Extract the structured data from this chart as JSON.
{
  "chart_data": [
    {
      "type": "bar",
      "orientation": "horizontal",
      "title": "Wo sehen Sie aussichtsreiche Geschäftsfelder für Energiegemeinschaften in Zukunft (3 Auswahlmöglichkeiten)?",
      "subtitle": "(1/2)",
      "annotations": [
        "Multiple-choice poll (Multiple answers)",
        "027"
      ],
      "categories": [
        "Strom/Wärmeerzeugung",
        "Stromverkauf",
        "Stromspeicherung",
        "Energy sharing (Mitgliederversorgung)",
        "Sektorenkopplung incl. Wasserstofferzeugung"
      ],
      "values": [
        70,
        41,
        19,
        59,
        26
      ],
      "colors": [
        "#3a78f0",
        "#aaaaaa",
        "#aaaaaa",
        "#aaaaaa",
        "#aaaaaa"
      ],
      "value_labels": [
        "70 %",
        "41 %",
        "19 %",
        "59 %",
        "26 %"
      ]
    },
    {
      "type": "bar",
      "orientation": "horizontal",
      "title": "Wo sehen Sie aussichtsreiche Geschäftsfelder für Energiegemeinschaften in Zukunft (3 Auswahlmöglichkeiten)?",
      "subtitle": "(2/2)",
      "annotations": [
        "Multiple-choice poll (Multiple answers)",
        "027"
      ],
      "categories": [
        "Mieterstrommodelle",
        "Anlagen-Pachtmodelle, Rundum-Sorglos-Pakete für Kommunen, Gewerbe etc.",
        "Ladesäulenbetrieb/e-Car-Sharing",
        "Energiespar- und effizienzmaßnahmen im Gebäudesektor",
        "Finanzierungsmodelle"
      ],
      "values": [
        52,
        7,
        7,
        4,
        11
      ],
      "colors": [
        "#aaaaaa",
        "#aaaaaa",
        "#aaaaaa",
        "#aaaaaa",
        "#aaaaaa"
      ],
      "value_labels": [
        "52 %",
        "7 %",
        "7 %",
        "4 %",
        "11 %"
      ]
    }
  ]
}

━━━━━━━━━━━━━━━━

SHORT PROBLEM:
Exactly as written above, please repeat the entries.

CORRECT RESULT:
Extract the structured data from this chart as JSON.
{
  "chart_data": [
    {
      "type": "bar",
      "orientation": "horizontal",
      "title": "Wo sehen Sie aussichtsreiche Geschäftsfelder für Energiegemeinschaften in Zukunft (3 Auswahlmöglichkeiten)?",
      "subtitle": "(1/2)",
      "annotations": [
        "Multiple-choice poll (Multiple answers)",
        "027"
      ],
      "categories": [
        "Strom/Wärmeerzeugung",
        "Stromverkauf",
        "Stromspeicherung",
        "Energy sharing (Mitgliederversorgung)",
        "Sektorenkopplung incl. Wasserstofferzeugung"
      ],
      "values": [
        70,
        41,
        19,
        59,
        26
      ],
      "colors": [
        "#3a78f0",
        "#aaaaaa",
        "#aaaaaa",
        "#aaaaaa",
        "#aaaaaa"
      ],
      "value_labels": [
        "70 %",
        "41 %",
        "19 %",
        "59 %",
        "26 %"
      ]
    },
    {
      "type": "bar",
      "orientation": "horizontal",
      "title": "Wo sehen Sie aussichtsreiche Geschäftsfelder für Energiegemeinschaften in Zukunft (3 Auswahlmöglichkeiten)?",
      "subtitle": "(2/2)",
      "annotations": [
        "Multiple-choice poll (Multiple answers)",
        "027"
      ],
      "categories": [
        "Mieterstrommodelle",
        "Anlagen-Pachtmodelle, Rundum-Sorglos-Pakete für Kommunen, Gewerbe etc.",
        "Ladesäulenbetrieb/e-Car-Sharing",
        "Energiespar- und effizienzmaßnahmen im Gebäudesektor",
        "Finanzierungsmodelle"
      ],
      "values": [
        52,
        7,
        7,
        4,
        11
      ],
      "colors": [
        "#aaaaaa",
        "#aaaaaa",
        "#aaaaaa",
        "#aaaaaa",
        "#aaaaaa"
      ],
      "value_labels": [
        "52 %",
        "7 %",
        "7 %",
        "4 %",
        "11 %"
      ]
    }
  ]
}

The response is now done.